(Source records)
◆ ◆ ◆ ◆

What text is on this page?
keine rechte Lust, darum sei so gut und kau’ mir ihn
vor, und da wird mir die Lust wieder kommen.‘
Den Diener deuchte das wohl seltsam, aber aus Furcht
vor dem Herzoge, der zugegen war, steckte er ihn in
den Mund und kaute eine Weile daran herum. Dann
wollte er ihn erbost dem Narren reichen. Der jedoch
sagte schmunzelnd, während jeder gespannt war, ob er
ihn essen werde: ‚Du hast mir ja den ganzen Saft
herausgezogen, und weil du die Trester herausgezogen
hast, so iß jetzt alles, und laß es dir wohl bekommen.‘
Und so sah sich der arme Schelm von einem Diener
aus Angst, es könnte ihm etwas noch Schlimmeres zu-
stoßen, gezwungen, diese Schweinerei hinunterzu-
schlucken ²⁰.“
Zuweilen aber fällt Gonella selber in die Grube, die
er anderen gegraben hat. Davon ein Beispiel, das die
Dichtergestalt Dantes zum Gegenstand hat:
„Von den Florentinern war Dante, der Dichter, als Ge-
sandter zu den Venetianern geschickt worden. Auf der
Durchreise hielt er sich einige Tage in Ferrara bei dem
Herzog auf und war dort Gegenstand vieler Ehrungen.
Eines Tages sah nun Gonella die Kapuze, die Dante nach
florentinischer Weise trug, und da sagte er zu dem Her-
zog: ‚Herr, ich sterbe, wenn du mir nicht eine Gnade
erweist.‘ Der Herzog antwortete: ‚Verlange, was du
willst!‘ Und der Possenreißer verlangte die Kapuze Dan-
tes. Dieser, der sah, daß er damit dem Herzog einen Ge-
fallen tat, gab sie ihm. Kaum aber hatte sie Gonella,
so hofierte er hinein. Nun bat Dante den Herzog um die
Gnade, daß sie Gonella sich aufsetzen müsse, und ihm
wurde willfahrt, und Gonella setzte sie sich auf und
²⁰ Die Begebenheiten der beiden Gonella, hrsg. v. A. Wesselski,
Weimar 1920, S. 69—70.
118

◆ ◆ ◆ ◆

Exercise task:
Please reproduce each record precisely as written.

Problem solution:
What text is on this page?
keine rechte Lust, darum sei so gut und kau’ mir ihn
vor, und da wird mir die Lust wieder kommen.‘
Den Diener deuchte das wohl seltsam, aber aus Furcht
vor dem Herzoge, der zugegen war, steckte er ihn in
den Mund und kaute eine Weile daran herum. Dann
wollte er ihn erbost dem Narren reichen. Der jedoch
sagte schmunzelnd, während jeder gespannt war, ob er
ihn essen werde: ‚Du hast mir ja den ganzen Saft
herausgezogen, und weil du die Trester herausgezogen
hast, so iß jetzt alles, und laß es dir wohl bekommen.‘
Und so sah sich der arme Schelm von einem Diener
aus Angst, es könnte ihm etwas noch Schlimmeres zu-
stoßen, gezwungen, diese Schweinerei hinunterzu-
schlucken ²⁰.“
Zuweilen aber fällt Gonella selber in die Grube, die
er anderen gegraben hat. Davon ein Beispiel, das die
Dichtergestalt Dantes zum Gegenstand hat:
„Von den Florentinern war Dante, der Dichter, als Ge-
sandter zu den Venetianern geschickt worden. Auf der
Durchreise hielt er sich einige Tage in Ferrara bei dem
Herzog auf und war dort Gegenstand vieler Ehrungen.
Eines Tages sah nun Gonella die Kapuze, die Dante nach
florentinischer Weise trug, und da sagte er zu dem Her-
zog: ‚Herr, ich sterbe, wenn du mir nicht eine Gnade
erweist.‘ Der Herzog antwortete: ‚Verlange, was du
willst!‘ Und der Possenreißer verlangte die Kapuze Dan-
tes. Dieser, der sah, daß er damit dem Herzog einen Ge-
fallen tat, gab sie ihm. Kaum aber hatte sie Gonella,
so hofierte er hinein. Nun bat Dante den Herzog um die
Gnade, daß sie Gonella sich aufsetzen müsse, und ihm
wurde willfahrt, und Gonella setzte sie sich auf und
²⁰ Die Begebenheiten der beiden Gonella, hrsg. v. A. Wesselski,
Weimar 1920, S. 69—70.
118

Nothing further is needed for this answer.